▶ Stated task
Count how many lines contain "Falta" and reply with that number only.
○ ○ ○ ○ ○ ○ ○
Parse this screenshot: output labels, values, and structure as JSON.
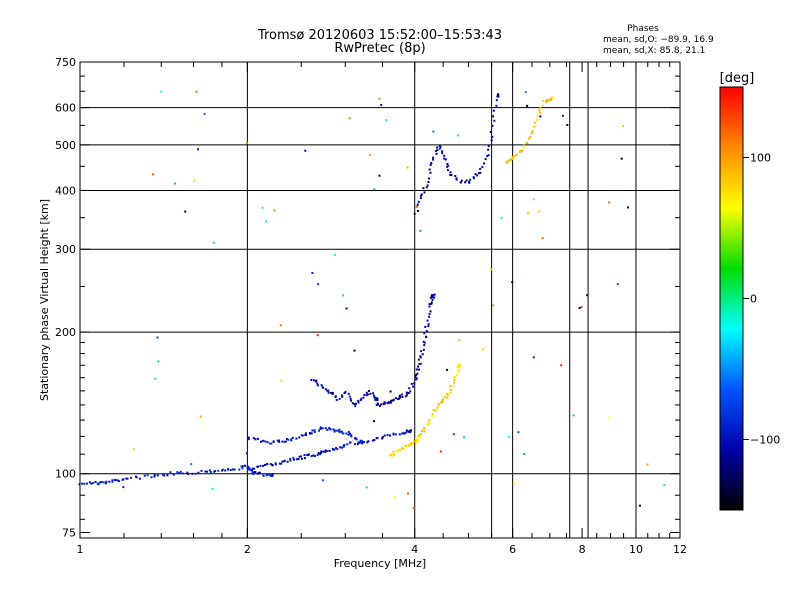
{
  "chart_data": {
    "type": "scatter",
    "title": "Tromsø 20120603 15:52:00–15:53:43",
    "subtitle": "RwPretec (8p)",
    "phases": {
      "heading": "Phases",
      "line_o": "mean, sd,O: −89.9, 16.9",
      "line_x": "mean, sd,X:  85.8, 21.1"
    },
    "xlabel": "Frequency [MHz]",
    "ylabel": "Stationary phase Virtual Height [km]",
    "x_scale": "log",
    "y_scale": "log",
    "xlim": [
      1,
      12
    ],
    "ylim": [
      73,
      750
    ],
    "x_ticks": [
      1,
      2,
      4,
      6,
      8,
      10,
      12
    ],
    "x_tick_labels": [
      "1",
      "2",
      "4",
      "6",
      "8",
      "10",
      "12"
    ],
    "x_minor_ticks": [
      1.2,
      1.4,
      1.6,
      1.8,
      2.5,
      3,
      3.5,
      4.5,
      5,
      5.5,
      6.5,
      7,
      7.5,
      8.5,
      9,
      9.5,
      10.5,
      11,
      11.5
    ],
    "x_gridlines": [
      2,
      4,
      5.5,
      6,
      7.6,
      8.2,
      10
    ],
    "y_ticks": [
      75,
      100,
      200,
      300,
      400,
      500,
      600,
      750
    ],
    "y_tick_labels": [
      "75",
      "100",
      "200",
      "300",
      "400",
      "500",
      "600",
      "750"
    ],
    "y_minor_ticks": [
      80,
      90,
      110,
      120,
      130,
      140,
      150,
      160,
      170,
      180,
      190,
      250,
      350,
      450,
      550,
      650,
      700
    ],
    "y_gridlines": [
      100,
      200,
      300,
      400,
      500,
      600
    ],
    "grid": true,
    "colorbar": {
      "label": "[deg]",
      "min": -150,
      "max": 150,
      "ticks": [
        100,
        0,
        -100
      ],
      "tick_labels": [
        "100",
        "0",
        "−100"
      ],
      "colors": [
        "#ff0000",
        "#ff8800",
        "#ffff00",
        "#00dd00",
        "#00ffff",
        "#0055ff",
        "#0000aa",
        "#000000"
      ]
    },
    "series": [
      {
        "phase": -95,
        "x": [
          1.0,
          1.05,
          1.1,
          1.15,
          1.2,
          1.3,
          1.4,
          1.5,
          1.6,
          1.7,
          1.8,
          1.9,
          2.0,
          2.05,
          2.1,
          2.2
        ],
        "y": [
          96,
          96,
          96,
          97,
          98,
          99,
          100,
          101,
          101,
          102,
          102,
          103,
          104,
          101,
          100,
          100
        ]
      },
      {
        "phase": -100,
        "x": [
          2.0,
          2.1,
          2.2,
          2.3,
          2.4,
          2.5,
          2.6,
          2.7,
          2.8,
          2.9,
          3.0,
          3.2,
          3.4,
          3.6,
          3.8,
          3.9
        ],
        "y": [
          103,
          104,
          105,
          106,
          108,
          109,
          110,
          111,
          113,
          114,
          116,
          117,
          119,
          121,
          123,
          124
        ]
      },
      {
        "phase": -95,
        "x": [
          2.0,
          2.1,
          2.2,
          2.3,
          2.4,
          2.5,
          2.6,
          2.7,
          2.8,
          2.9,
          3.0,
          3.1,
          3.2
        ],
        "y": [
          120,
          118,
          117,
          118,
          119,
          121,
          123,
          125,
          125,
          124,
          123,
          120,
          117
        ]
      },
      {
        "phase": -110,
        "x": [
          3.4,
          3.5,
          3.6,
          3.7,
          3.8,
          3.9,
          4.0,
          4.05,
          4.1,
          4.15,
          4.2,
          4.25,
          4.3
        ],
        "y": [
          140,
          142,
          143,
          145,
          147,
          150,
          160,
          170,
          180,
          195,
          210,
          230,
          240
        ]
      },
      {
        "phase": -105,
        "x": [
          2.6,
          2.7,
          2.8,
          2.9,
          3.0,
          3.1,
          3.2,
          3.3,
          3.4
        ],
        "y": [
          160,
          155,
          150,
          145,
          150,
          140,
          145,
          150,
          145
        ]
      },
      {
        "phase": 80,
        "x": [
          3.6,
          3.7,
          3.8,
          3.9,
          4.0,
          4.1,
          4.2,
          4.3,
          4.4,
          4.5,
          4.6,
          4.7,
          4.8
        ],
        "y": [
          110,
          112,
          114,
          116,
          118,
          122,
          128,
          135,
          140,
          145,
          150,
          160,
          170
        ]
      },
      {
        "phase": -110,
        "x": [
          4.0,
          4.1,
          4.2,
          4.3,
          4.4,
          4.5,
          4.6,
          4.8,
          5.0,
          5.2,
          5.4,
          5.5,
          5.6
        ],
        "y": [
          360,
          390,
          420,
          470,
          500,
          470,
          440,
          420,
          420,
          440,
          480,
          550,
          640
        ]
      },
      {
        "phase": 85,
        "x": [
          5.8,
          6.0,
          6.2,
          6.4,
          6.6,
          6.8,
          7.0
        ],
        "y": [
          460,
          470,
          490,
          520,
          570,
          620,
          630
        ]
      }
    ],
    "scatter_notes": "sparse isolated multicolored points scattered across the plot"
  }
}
○ ○ ○ ○ ○ ○ ○
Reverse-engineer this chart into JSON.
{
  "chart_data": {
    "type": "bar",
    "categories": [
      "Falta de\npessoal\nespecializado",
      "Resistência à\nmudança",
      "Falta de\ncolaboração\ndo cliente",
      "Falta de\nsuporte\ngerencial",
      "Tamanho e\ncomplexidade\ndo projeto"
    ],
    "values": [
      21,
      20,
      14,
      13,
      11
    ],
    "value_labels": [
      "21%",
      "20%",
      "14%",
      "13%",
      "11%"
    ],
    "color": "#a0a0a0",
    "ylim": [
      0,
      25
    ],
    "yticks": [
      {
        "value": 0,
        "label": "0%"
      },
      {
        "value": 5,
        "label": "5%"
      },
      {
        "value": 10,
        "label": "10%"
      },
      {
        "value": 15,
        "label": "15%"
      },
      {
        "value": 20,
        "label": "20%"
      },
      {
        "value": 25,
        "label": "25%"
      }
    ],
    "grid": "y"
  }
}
○ ○ ○ ○ ○ ○ ○
▶ Completed task
3